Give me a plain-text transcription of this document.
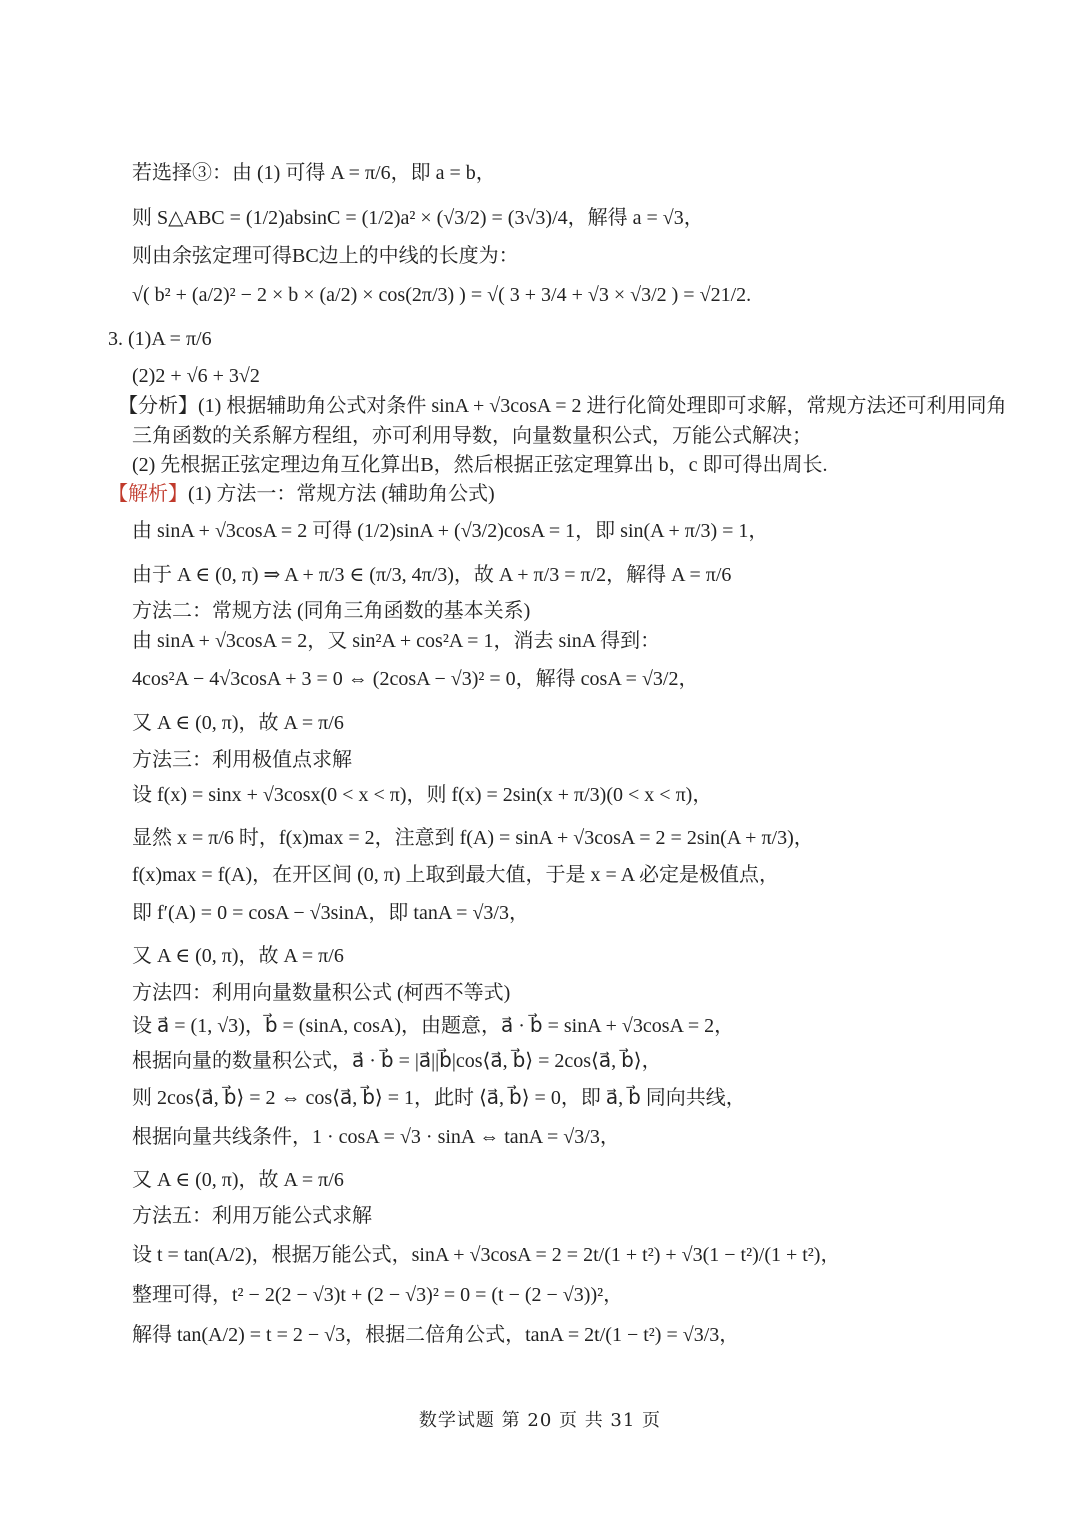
若选择③：由 (1) 可得 A = π/6，即 a = b，
则 S△ABC = (1/2)absinC = (1/2)a² × (√3/2) = (3√3)/4，解得 a = √3，
则由余弦定理可得BC边上的中线的长度为：
√( b² + (a/2)² − 2 × b × (a/2) × cos(2π/3) ) = √( 3 + 3/4 + √3 × √3/2 ) = √21/2.
3. (1)A = π/6
(2)2 + √6 + 3√2
　【分析】(1) 根据辅助角公式对条件 sinA + √3cosA = 2 进行化简处理即可求解，常规方法还可利用同角
三角函数的关系解方程组，亦可利用导数，向量数量积公式，万能公式解决；
(2) 先根据正弦定理边角互化算出B，然后根据正弦定理算出 b，c 即可得出周长.
【解析】(1) 方法一：常规方法 (辅助角公式)
由 sinA + √3cosA = 2 可得 (1/2)sinA + (√3/2)cosA = 1，即 sin(A + π/3) = 1，
由于 A ∈ (0, π) ⇒ A + π/3 ∈ (π/3, 4π/3)，故 A + π/3 = π/2，解得 A = π/6
方法二：常规方法 (同角三角函数的基本关系)
由 sinA + √3cosA = 2，又 sin²A + cos²A = 1，消去 sinA 得到：
4cos²A − 4√3cosA + 3 = 0 ⇔ (2cosA − √3)² = 0，解得 cosA = √3/2，
又 A ∈ (0, π)，故 A = π/6
方法三：利用极值点求解
设 f(x) = sinx + √3cosx(0 < x < π)，则 f(x) = 2sin(x + π/3)(0 < x < π)，
显然 x = π/6 时，f(x)max = 2，注意到 f(A) = sinA + √3cosA = 2 = 2sin(A + π/3)，
f(x)max = f(A)，在开区间 (0, π) 上取到最大值，于是 x = A 必定是极值点，
即 f′(A) = 0 = cosA − √3sinA，即 tanA = √3/3，
又 A ∈ (0, π)，故 A = π/6
方法四：利用向量数量积公式 (柯西不等式)
设 a⃗ = (1, √3)，b⃗ = (sinA, cosA)，由题意，a⃗ · b⃗ = sinA + √3cosA = 2，
根据向量的数量积公式，a⃗ · b⃗ = |a⃗||b⃗|cos⟨a⃗, b⃗⟩ = 2cos⟨a⃗, b⃗⟩，
则 2cos⟨a⃗, b⃗⟩ = 2 ⇔ cos⟨a⃗, b⃗⟩ = 1，此时 ⟨a⃗, b⃗⟩ = 0，即 a⃗, b⃗ 同向共线，
根据向量共线条件，1 · cosA = √3 · sinA ⇔ tanA = √3/3，
又 A ∈ (0, π)，故 A = π/6
方法五：利用万能公式求解
设 t = tan(A/2)，根据万能公式，sinA + √3cosA = 2 = 2t/(1 + t²) + √3(1 − t²)/(1 + t²)，
整理可得，t² − 2(2 − √3)t + (2 − √3)² = 0 = (t − (2 − √3))²，
解得 tan(A/2) = t = 2 − √3，根据二倍角公式，tanA = 2t/(1 − t²) = √3/3，
数学试题 第 20 页 共 31 页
┄┄┄┄┄┄┄┄┄┄┄┄┄┄┄┄┄┄┄┄
*Aim of the task*: Without including any picture, retype the entries exactly.

*The response*:
Give me a plain-text transcription of this document.
若选择③：由 (1) 可得 A = π/6，即 a = b，
则 S△ABC = (1/2)absinC = (1/2)a² × (√3/2) = (3√3)/4，解得 a = √3，
则由余弦定理可得BC边上的中线的长度为：
√( b² + (a/2)² − 2 × b × (a/2) × cos(2π/3) ) = √( 3 + 3/4 + √3 × √3/2 ) = √21/2.
3. (1)A = π/6
(2)2 + √6 + 3√2
　【分析】(1) 根据辅助角公式对条件 sinA + √3cosA = 2 进行化简处理即可求解，常规方法还可利用同角
三角函数的关系解方程组，亦可利用导数，向量数量积公式，万能公式解决；
(2) 先根据正弦定理边角互化算出B，然后根据正弦定理算出 b，c 即可得出周长.
【解析】(1) 方法一：常规方法 (辅助角公式)
由 sinA + √3cosA = 2 可得 (1/2)sinA + (√3/2)cosA = 1，即 sin(A + π/3) = 1，
由于 A ∈ (0, π) ⇒ A + π/3 ∈ (π/3, 4π/3)，故 A + π/3 = π/2，解得 A = π/6
方法二：常规方法 (同角三角函数的基本关系)
由 sinA + √3cosA = 2，又 sin²A + cos²A = 1，消去 sinA 得到：
4cos²A − 4√3cosA + 3 = 0 ⇔ (2cosA − √3)² = 0，解得 cosA = √3/2，
又 A ∈ (0, π)，故 A = π/6
方法三：利用极值点求解
设 f(x) = sinx + √3cosx(0 < x < π)，则 f(x) = 2sin(x + π/3)(0 < x < π)，
显然 x = π/6 时，f(x)max = 2，注意到 f(A) = sinA + √3cosA = 2 = 2sin(A + π/3)，
f(x)max = f(A)，在开区间 (0, π) 上取到最大值，于是 x = A 必定是极值点，
即 f′(A) = 0 = cosA − √3sinA，即 tanA = √3/3，
又 A ∈ (0, π)，故 A = π/6
方法四：利用向量数量积公式 (柯西不等式)
设 a⃗ = (1, √3)，b⃗ = (sinA, cosA)，由题意，a⃗ · b⃗ = sinA + √3cosA = 2，
根据向量的数量积公式，a⃗ · b⃗ = |a⃗||b⃗|cos⟨a⃗, b⃗⟩ = 2cos⟨a⃗, b⃗⟩，
则 2cos⟨a⃗, b⃗⟩ = 2 ⇔ cos⟨a⃗, b⃗⟩ = 1，此时 ⟨a⃗, b⃗⟩ = 0，即 a⃗, b⃗ 同向共线，
根据向量共线条件，1 · cosA = √3 · sinA ⇔ tanA = √3/3，
又 A ∈ (0, π)，故 A = π/6
方法五：利用万能公式求解
设 t = tan(A/2)，根据万能公式，sinA + √3cosA = 2 = 2t/(1 + t²) + √3(1 − t²)/(1 + t²)，
整理可得，t² − 2(2 − √3)t + (2 − √3)² = 0 = (t − (2 − √3))²，
解得 tan(A/2) = t = 2 − √3，根据二倍角公式，tanA = 2t/(1 − t²) = √3/3，
数学试题 第 20 页 共 31 页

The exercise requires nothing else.